Begin

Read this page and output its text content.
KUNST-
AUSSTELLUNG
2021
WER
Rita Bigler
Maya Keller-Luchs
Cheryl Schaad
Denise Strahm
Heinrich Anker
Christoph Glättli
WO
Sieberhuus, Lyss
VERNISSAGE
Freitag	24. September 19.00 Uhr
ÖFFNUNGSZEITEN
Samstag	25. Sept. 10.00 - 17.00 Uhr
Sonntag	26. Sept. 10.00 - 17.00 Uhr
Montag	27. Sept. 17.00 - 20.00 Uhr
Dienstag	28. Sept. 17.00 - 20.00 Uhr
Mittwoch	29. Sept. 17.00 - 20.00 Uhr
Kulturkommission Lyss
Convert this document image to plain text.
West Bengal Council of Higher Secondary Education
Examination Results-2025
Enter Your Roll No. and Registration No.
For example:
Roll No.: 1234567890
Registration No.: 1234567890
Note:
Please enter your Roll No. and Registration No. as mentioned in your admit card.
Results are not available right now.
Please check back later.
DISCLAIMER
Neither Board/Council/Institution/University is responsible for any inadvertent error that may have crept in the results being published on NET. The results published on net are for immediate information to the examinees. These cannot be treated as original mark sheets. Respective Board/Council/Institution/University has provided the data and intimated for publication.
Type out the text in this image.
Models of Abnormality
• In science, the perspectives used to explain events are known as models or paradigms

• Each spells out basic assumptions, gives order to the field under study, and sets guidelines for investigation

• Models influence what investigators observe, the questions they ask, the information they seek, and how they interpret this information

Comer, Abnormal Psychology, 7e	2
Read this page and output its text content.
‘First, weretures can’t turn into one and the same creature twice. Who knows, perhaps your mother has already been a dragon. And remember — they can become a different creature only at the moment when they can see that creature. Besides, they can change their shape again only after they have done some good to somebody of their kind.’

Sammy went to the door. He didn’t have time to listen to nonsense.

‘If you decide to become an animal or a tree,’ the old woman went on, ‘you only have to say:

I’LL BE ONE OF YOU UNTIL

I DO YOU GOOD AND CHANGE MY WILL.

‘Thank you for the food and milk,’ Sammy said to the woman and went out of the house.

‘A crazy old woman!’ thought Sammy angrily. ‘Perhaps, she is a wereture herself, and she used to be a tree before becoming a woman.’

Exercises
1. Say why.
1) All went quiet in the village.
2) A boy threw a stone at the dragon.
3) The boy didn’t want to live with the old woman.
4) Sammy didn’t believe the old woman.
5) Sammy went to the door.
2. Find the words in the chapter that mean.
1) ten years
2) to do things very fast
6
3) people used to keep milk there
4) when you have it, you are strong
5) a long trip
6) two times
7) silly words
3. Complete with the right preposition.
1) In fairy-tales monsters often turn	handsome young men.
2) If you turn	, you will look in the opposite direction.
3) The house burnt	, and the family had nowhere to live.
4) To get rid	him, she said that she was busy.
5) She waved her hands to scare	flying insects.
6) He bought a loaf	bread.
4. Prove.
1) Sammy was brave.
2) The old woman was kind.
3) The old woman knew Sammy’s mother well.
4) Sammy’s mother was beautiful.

End

> Written exercise
Repeat the records exactly, including every line.

> Solution to the exercise
Read this page and output its text content.
KUNST-
AUSSTELLUNG
2021
WER
Rita Bigler
Maya Keller-Luchs
Cheryl Schaad
Denise Strahm
Heinrich Anker
Christoph Glättli
WO
Sieberhuus, Lyss
VERNISSAGE
Freitag	24. September 19.00 Uhr
ÖFFNUNGSZEITEN
Samstag	25. Sept. 10.00 - 17.00 Uhr
Sonntag	26. Sept. 10.00 - 17.00 Uhr
Montag	27. Sept. 17.00 - 20.00 Uhr
Dienstag	28. Sept. 17.00 - 20.00 Uhr
Mittwoch	29. Sept. 17.00 - 20.00 Uhr
Kulturkommission Lyss
Convert this document image to plain text.
West Bengal Council of Higher Secondary Education
Examination Results-2025
Enter Your Roll No. and Registration No.
For example:
Roll No.: 1234567890
Registration No.: 1234567890
Note:
Please enter your Roll No. and Registration No. as mentioned in your admit card.
Results are not available right now.
Please check back later.
DISCLAIMER
Neither Board/Council/Institution/University is responsible for any inadvertent error that may have crept in the results being published on NET. The results published on net are for immediate information to the examinees. These cannot be treated as original mark sheets. Respective Board/Council/Institution/University has provided the data and intimated for publication.
Type out the text in this image.
Models of Abnormality
• In science, the perspectives used to explain events are known as models or paradigms

• Each spells out basic assumptions, gives order to the field under study, and sets guidelines for investigation

• Models influence what investigators observe, the questions they ask, the information they seek, and how they interpret this information

Comer, Abnormal Psychology, 7e	2
Read this page and output its text content.
‘First, weretures can’t turn into one and the same creature twice. Who knows, perhaps your mother has already been a dragon. And remember — they can become a different creature only at the moment when they can see that creature. Besides, they can change their shape again only after they have done some good to somebody of their kind.’

Sammy went to the door. He didn’t have time to listen to nonsense.

‘If you decide to become an animal or a tree,’ the old woman went on, ‘you only have to say:

I’LL BE ONE OF YOU UNTIL

I DO YOU GOOD AND CHANGE MY WILL.

‘Thank you for the food and milk,’ Sammy said to the woman and went out of the house.

‘A crazy old woman!’ thought Sammy angrily. ‘Perhaps, she is a wereture herself, and she used to be a tree before becoming a woman.’

Exercises
1. Say why.
1) All went quiet in the village.
2) A boy threw a stone at the dragon.
3) The boy didn’t want to live with the old woman.
4) Sammy didn’t believe the old woman.
5) Sammy went to the door.
2. Find the words in the chapter that mean.
1) ten years
2) to do things very fast
6
3) people used to keep milk there
4) when you have it, you are strong
5) a long trip
6) two times
7) silly words
3. Complete with the right preposition.
1) In fairy-tales monsters often turn	handsome young men.
2) If you turn	, you will look in the opposite direction.
3) The house burnt	, and the family had nowhere to live.
4) To get rid	him, she said that she was busy.
5) She waved her hands to scare	flying insects.
6) He bought a loaf	bread.
4. Prove.
1) Sammy was brave.
2) The old woman was kind.
3) The old woman knew Sammy’s mother well.
4) Sammy’s mother was beautiful.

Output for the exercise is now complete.